**What needs to be done**
Only the number is wanted: how many lines in the data contain "angle"?

Data listing
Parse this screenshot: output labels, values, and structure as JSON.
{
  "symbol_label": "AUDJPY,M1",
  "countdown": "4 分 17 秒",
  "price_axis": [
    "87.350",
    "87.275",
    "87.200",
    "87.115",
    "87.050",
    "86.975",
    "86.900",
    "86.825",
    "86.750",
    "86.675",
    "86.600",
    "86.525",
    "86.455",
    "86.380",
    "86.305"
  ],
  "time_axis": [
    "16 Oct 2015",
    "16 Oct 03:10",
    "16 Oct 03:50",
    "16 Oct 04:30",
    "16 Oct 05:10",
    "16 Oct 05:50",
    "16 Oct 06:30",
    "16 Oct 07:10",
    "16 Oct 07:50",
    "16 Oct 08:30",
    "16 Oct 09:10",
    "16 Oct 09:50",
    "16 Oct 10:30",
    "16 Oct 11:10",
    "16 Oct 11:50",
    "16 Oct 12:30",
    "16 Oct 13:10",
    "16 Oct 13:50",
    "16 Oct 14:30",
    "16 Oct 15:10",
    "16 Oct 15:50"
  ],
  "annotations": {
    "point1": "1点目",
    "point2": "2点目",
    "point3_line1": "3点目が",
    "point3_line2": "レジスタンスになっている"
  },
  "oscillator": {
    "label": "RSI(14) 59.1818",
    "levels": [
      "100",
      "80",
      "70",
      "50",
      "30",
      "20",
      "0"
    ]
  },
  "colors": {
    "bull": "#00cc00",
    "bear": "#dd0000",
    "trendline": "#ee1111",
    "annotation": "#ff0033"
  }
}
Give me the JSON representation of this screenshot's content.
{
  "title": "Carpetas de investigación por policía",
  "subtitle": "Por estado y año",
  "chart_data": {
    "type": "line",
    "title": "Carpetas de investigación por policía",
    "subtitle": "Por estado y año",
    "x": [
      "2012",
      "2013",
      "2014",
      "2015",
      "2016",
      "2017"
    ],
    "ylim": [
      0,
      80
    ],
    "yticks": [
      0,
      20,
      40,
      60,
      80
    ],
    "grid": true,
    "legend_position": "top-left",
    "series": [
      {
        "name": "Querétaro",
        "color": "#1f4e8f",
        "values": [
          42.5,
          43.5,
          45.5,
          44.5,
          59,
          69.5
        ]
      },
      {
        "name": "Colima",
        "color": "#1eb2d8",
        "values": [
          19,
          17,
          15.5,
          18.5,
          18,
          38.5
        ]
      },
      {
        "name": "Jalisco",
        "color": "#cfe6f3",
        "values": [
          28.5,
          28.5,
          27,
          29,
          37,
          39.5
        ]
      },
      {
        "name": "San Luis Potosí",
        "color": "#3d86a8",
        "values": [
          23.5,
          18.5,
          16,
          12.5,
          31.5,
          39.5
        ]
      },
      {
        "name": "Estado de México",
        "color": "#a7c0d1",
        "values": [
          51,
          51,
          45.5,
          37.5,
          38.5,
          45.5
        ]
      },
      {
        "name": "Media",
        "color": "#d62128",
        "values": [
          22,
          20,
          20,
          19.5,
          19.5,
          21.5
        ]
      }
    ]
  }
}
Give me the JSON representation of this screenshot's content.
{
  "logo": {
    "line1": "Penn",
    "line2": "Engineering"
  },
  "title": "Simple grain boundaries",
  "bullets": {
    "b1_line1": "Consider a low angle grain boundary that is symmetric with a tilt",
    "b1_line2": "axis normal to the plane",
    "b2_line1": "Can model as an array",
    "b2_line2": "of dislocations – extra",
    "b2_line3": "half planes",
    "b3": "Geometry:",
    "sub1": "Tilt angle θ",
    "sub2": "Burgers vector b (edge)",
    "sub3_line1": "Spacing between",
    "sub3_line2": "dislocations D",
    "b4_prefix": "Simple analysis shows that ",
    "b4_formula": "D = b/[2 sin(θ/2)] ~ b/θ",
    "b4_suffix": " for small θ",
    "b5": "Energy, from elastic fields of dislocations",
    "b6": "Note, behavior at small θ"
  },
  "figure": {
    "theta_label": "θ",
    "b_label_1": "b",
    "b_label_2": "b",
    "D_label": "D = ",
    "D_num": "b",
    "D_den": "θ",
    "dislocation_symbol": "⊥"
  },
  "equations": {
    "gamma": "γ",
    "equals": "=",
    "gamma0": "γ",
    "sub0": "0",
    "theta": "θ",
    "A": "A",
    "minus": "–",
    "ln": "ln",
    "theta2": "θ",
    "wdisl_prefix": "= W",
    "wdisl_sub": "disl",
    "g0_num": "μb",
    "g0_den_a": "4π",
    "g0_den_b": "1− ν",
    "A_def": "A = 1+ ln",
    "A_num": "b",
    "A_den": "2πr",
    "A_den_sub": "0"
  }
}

**Reply to the task**
2